What you should do
Print every entry word for word, but omit the pictures.

Available data
────────────────────────────────────────
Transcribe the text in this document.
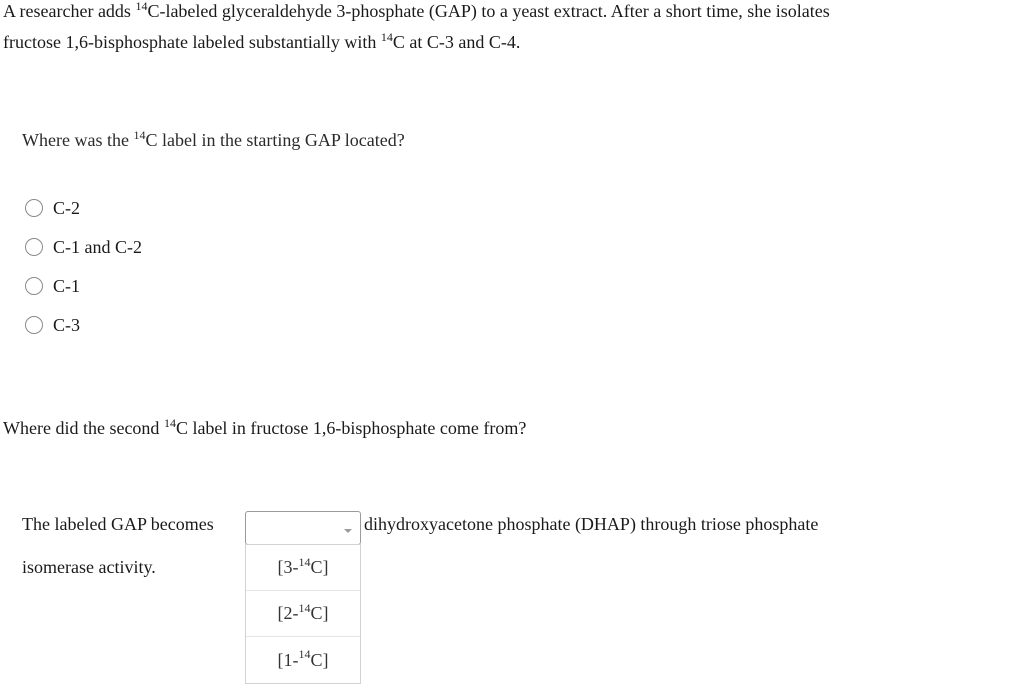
A researcher adds $^{14}$C-labeled glyceraldehyde 3-phosphate (GAP) to a yeast extract. After a short time, she isolates
fructose 1,6-bisphosphate labeled substantially with $^{14}$C at C-3 and C-4.
Where was the $^{14}$C label in the starting GAP located?
C-2
C-1 and C-2
C-1
C-3
Where did the second $^{14}$C label in fructose 1,6-bisphosphate come from?
The labeled GAP becomes	dihydroxyacetone phosphate (DHAP) through triose phosphate
isomerase activity.	[3-$^{14}$ C]
[2-$^{14}$ C]
[1-$^{14}$ C]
────────────────────────────────────────
Response
Transcribe the text in this document.
A researcher adds $^{14}$C-labeled glyceraldehyde 3-phosphate (GAP) to a yeast extract. After a short time, she isolates
fructose 1,6-bisphosphate labeled substantially with $^{14}$C at C-3 and C-4.
Where was the $^{14}$C label in the starting GAP located?
C-2
C-1 and C-2
C-1
C-3
Where did the second $^{14}$C label in fructose 1,6-bisphosphate come from?
The labeled GAP becomes	dihydroxyacetone phosphate (DHAP) through triose phosphate
isomerase activity.	[3-$^{14}$ C]
[2-$^{14}$ C]
[1-$^{14}$ C]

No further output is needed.